Written task: Please transcribe the records precisely; pictures stay out of your copy.

Stored data:
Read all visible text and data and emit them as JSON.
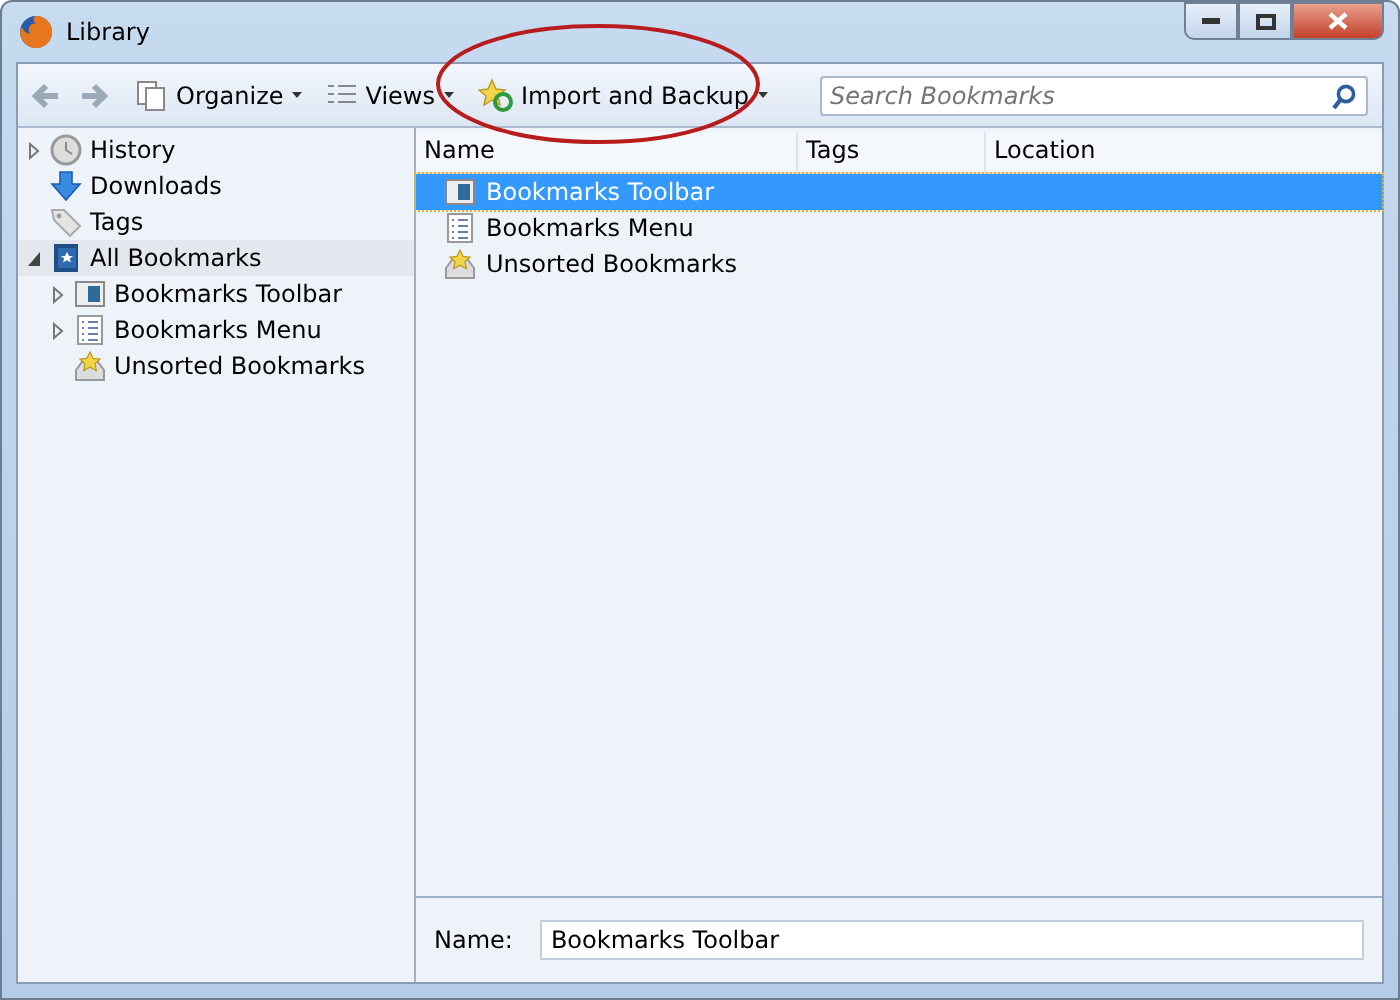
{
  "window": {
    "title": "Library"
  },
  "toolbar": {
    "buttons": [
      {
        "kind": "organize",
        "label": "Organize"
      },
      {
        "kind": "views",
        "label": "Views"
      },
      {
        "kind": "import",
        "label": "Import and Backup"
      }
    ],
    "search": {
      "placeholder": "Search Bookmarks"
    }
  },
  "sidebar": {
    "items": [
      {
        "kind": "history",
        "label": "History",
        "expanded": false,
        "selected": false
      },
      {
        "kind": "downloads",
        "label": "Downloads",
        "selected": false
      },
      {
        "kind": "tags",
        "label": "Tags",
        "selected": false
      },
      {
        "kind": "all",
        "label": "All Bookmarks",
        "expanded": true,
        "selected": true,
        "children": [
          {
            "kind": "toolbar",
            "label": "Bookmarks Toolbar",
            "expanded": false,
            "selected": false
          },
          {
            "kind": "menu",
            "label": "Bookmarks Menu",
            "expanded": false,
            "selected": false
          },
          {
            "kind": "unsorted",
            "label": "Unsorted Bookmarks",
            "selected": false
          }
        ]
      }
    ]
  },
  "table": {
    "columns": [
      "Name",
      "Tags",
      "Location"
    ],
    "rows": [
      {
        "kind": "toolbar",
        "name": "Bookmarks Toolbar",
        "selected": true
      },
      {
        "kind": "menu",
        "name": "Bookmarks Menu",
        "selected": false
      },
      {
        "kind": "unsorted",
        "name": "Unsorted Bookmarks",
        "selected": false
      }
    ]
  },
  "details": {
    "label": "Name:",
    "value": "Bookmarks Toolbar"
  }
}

Task solution:
Read all visible text and data and emit them as JSON.
{
  "window": {
    "title": "Library"
  },
  "toolbar": {
    "buttons": [
      {
        "kind": "organize",
        "label": "Organize"
      },
      {
        "kind": "views",
        "label": "Views"
      },
      {
        "kind": "import",
        "label": "Import and Backup"
      }
    ],
    "search": {
      "placeholder": "Search Bookmarks"
    }
  },
  "sidebar": {
    "items": [
      {
        "kind": "history",
        "label": "History",
        "expanded": false,
        "selected": false
      },
      {
        "kind": "downloads",
        "label": "Downloads",
        "selected": false
      },
      {
        "kind": "tags",
        "label": "Tags",
        "selected": false
      },
      {
        "kind": "all",
        "label": "All Bookmarks",
        "expanded": true,
        "selected": true,
        "children": [
          {
            "kind": "toolbar",
            "label": "Bookmarks Toolbar",
            "expanded": false,
            "selected": false
          },
          {
            "kind": "menu",
            "label": "Bookmarks Menu",
            "expanded": false,
            "selected": false
          },
          {
            "kind": "unsorted",
            "label": "Unsorted Bookmarks",
            "selected": false
          }
        ]
      }
    ]
  },
  "table": {
    "columns": [
      "Name",
      "Tags",
      "Location"
    ],
    "rows": [
      {
        "kind": "toolbar",
        "name": "Bookmarks Toolbar",
        "selected": true
      },
      {
        "kind": "menu",
        "name": "Bookmarks Menu",
        "selected": false
      },
      {
        "kind": "unsorted",
        "name": "Unsorted Bookmarks",
        "selected": false
      }
    ]
  },
  "details": {
    "label": "Name:",
    "value": "Bookmarks Toolbar"
  }
}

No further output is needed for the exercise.